> _Task brief_
Exclude the pictures and return every line exactly as written.

> _Data provided_
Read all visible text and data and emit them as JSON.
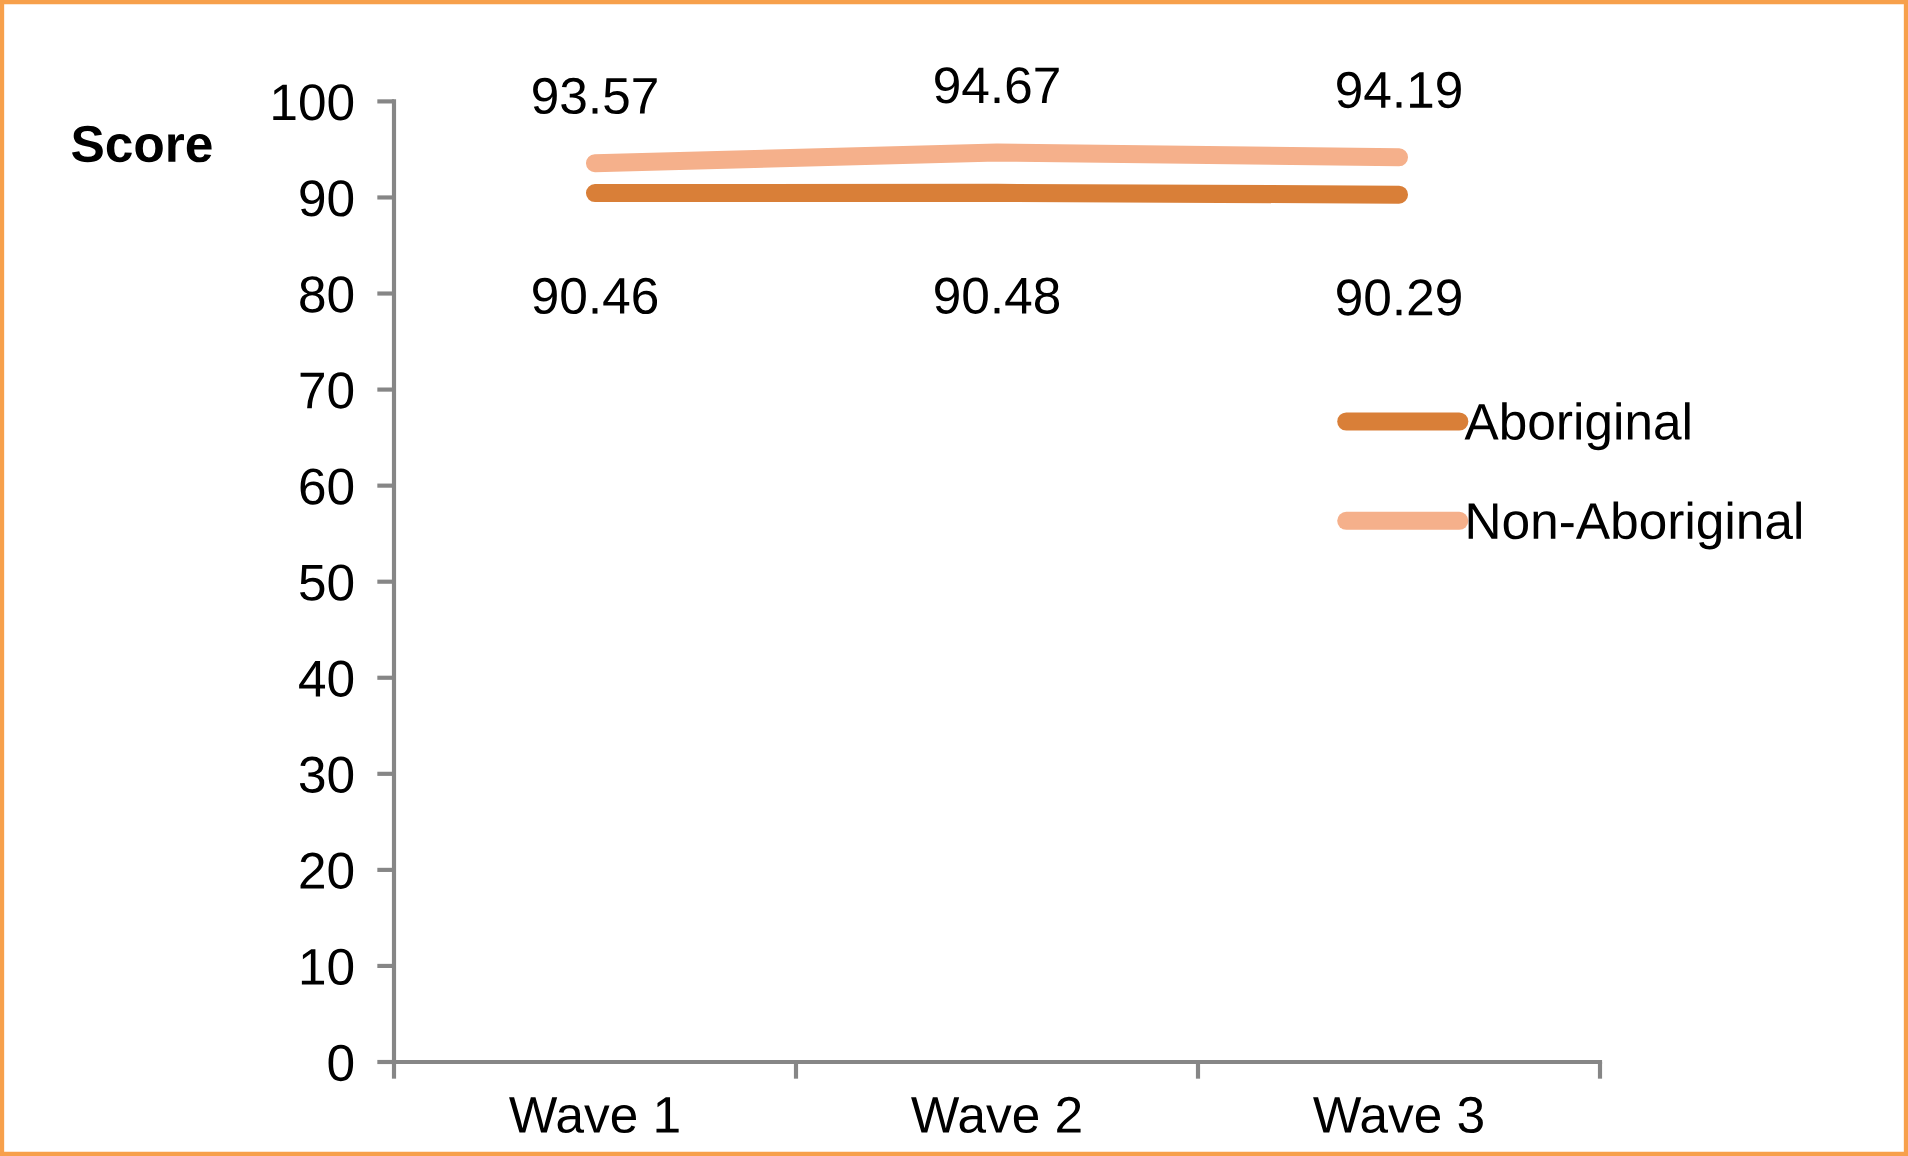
{
  "chart_data": {
    "type": "line",
    "ylabel": "Score",
    "categories": [
      "Wave 1",
      "Wave 2",
      "Wave 3"
    ],
    "series": [
      {
        "name": "Aboriginal",
        "color": "#d97f38",
        "values": [
          90.46,
          90.48,
          90.29
        ]
      },
      {
        "name": "Non-Aboriginal",
        "color": "#f5b08b",
        "values": [
          93.57,
          94.67,
          94.19
        ]
      }
    ],
    "ylim": [
      0,
      100
    ],
    "yticks": [
      0,
      10,
      20,
      30,
      40,
      50,
      60,
      70,
      80,
      90,
      100
    ],
    "legend": "right",
    "data_labels": true,
    "line_style": "solid"
  }
}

> _Solution to the exercise_
Read all visible text and data and emit them as JSON.
{
  "chart_data": {
    "type": "line",
    "ylabel": "Score",
    "categories": [
      "Wave 1",
      "Wave 2",
      "Wave 3"
    ],
    "series": [
      {
        "name": "Aboriginal",
        "color": "#d97f38",
        "values": [
          90.46,
          90.48,
          90.29
        ]
      },
      {
        "name": "Non-Aboriginal",
        "color": "#f5b08b",
        "values": [
          93.57,
          94.67,
          94.19
        ]
      }
    ],
    "ylim": [
      0,
      100
    ],
    "yticks": [
      0,
      10,
      20,
      30,
      40,
      50,
      60,
      70,
      80,
      90,
      100
    ],
    "legend": "right",
    "data_labels": true,
    "line_style": "solid"
  }
}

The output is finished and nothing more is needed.